**Exercise prompt**
How many lines of the records below contain the word "name"? Answer with the number alone.

**Records about charts and figures**
▬▬▬
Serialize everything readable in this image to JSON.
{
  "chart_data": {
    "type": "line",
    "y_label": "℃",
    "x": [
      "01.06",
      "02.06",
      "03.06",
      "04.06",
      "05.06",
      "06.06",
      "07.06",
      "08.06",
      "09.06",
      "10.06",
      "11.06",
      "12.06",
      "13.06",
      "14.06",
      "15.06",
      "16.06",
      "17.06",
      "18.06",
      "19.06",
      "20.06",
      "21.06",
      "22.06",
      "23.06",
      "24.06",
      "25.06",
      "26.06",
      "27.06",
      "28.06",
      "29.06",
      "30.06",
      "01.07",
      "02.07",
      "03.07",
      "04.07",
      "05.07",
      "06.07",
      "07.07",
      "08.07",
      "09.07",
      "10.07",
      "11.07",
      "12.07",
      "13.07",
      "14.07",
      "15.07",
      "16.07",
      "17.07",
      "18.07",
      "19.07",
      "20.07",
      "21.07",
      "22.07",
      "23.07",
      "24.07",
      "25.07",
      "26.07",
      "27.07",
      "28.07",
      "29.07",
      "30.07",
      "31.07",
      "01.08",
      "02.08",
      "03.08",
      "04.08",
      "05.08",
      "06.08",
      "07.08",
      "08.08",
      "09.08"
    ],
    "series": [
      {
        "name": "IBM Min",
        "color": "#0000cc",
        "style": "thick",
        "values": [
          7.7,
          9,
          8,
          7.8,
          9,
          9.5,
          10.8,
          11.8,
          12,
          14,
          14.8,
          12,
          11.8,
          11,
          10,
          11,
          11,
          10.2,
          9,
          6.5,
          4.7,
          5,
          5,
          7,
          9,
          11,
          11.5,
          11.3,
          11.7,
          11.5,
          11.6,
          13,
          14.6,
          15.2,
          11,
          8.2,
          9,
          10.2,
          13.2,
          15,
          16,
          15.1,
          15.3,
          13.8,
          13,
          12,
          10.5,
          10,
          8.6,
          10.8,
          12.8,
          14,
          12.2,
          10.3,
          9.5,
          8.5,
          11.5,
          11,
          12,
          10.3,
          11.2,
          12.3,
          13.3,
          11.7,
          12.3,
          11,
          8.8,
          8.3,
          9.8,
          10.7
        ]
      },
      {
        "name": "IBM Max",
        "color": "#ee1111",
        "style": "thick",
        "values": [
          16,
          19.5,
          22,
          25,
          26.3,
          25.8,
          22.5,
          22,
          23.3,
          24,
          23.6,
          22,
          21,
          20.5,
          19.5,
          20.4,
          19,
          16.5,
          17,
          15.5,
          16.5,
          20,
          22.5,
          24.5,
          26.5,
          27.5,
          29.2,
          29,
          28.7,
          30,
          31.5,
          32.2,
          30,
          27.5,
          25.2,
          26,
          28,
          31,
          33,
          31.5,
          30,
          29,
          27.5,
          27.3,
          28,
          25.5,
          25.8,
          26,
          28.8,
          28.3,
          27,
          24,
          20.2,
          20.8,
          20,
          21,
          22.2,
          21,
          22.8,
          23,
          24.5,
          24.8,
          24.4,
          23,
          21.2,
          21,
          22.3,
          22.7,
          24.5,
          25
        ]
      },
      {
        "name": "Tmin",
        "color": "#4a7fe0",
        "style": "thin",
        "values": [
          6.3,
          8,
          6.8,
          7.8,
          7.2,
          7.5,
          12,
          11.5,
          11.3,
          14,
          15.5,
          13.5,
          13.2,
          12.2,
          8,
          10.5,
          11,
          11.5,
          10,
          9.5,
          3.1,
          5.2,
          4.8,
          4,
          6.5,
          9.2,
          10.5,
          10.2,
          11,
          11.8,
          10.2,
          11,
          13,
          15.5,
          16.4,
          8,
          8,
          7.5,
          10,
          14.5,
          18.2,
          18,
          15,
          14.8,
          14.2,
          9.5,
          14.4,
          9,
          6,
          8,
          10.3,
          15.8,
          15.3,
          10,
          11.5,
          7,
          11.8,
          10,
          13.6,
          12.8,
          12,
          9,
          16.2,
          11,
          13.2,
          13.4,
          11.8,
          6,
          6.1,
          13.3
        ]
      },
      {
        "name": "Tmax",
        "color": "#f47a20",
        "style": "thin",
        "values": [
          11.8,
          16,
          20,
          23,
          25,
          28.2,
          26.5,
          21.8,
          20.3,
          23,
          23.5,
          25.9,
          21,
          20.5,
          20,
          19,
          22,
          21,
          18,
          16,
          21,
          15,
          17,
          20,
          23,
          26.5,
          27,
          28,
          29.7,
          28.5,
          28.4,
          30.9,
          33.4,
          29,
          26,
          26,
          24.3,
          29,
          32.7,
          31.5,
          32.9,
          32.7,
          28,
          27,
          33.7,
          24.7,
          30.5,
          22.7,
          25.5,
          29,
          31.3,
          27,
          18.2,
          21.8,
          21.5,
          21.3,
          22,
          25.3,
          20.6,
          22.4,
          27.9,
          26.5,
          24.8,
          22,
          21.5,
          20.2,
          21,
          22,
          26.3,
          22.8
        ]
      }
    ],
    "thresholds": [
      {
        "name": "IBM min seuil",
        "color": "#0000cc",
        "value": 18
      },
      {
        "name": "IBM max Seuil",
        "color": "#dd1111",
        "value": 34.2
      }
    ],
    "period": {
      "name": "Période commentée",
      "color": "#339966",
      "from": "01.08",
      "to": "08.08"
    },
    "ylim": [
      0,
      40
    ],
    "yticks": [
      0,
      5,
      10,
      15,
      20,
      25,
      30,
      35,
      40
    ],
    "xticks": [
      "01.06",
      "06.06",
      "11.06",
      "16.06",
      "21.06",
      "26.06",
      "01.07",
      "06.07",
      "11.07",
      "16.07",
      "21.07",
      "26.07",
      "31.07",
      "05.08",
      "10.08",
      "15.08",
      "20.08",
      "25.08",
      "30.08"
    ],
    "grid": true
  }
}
▬▬▬
**Correct result**
7